(The request): Set down each record below precisely, skipping the pictures.

(Record extracts):
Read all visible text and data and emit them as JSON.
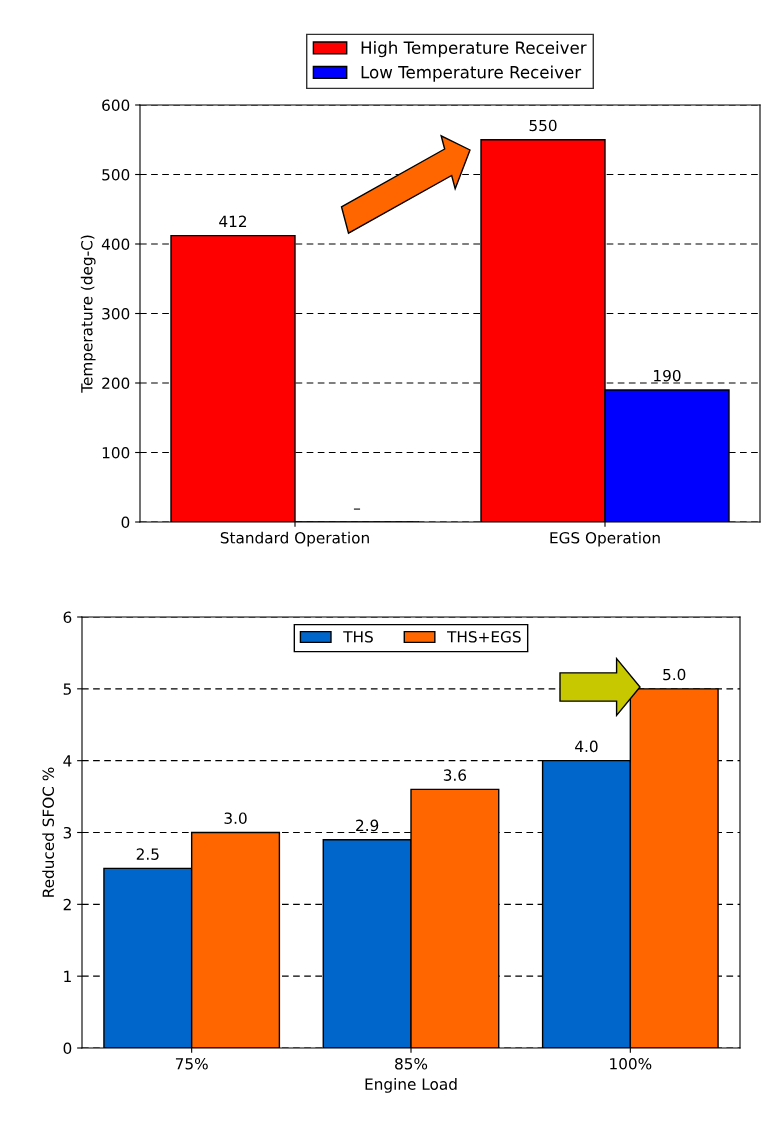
{
  "chart_data": [
    {
      "type": "bar",
      "categories": [
        "Standard Operation",
        "EGS Operation"
      ],
      "ylabel": "Temperature (deg-C)",
      "series": [
        {
          "name": "High Temperature Receiver",
          "color": "#ff0000",
          "values": [
            412,
            550
          ],
          "value_labels": [
            "412",
            "550"
          ]
        },
        {
          "name": "Low Temperature Receiver",
          "color": "#0000ff",
          "values": [
            null,
            190
          ],
          "value_labels": [
            "–",
            "190"
          ]
        }
      ],
      "ylim": [
        0,
        600
      ],
      "yticks": [
        0,
        100,
        200,
        300,
        400,
        500,
        600
      ],
      "grid": "y",
      "legend": "top"
    },
    {
      "type": "bar",
      "categories": [
        "75%",
        "85%",
        "100%"
      ],
      "xlabel": "Engine Load",
      "ylabel": "Reduced SFOC %",
      "series": [
        {
          "name": "THS",
          "color": "#0066cc",
          "values": [
            2.5,
            2.9,
            4.0
          ],
          "value_labels": [
            "2.5",
            "2.9",
            "4.0"
          ]
        },
        {
          "name": "THS+EGS",
          "color": "#ff6600",
          "values": [
            3.0,
            3.6,
            5.0
          ],
          "value_labels": [
            "3.0",
            "3.6",
            "5.0"
          ]
        }
      ],
      "ylim": [
        0,
        6
      ],
      "yticks": [
        0,
        1,
        2,
        3,
        4,
        5,
        6
      ],
      "grid": "y",
      "legend": "top"
    }
  ]
}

(Exercise response):
Read all visible text and data and emit them as JSON.
{
  "chart_data": [
    {
      "type": "bar",
      "categories": [
        "Standard Operation",
        "EGS Operation"
      ],
      "ylabel": "Temperature (deg-C)",
      "series": [
        {
          "name": "High Temperature Receiver",
          "color": "#ff0000",
          "values": [
            412,
            550
          ],
          "value_labels": [
            "412",
            "550"
          ]
        },
        {
          "name": "Low Temperature Receiver",
          "color": "#0000ff",
          "values": [
            null,
            190
          ],
          "value_labels": [
            "–",
            "190"
          ]
        }
      ],
      "ylim": [
        0,
        600
      ],
      "yticks": [
        0,
        100,
        200,
        300,
        400,
        500,
        600
      ],
      "grid": "y",
      "legend": "top"
    },
    {
      "type": "bar",
      "categories": [
        "75%",
        "85%",
        "100%"
      ],
      "xlabel": "Engine Load",
      "ylabel": "Reduced SFOC %",
      "series": [
        {
          "name": "THS",
          "color": "#0066cc",
          "values": [
            2.5,
            2.9,
            4.0
          ],
          "value_labels": [
            "2.5",
            "2.9",
            "4.0"
          ]
        },
        {
          "name": "THS+EGS",
          "color": "#ff6600",
          "values": [
            3.0,
            3.6,
            5.0
          ],
          "value_labels": [
            "3.0",
            "3.6",
            "5.0"
          ]
        }
      ],
      "ylim": [
        0,
        6
      ],
      "yticks": [
        0,
        1,
        2,
        3,
        4,
        5,
        6
      ],
      "grid": "y",
      "legend": "top"
    }
  ]
}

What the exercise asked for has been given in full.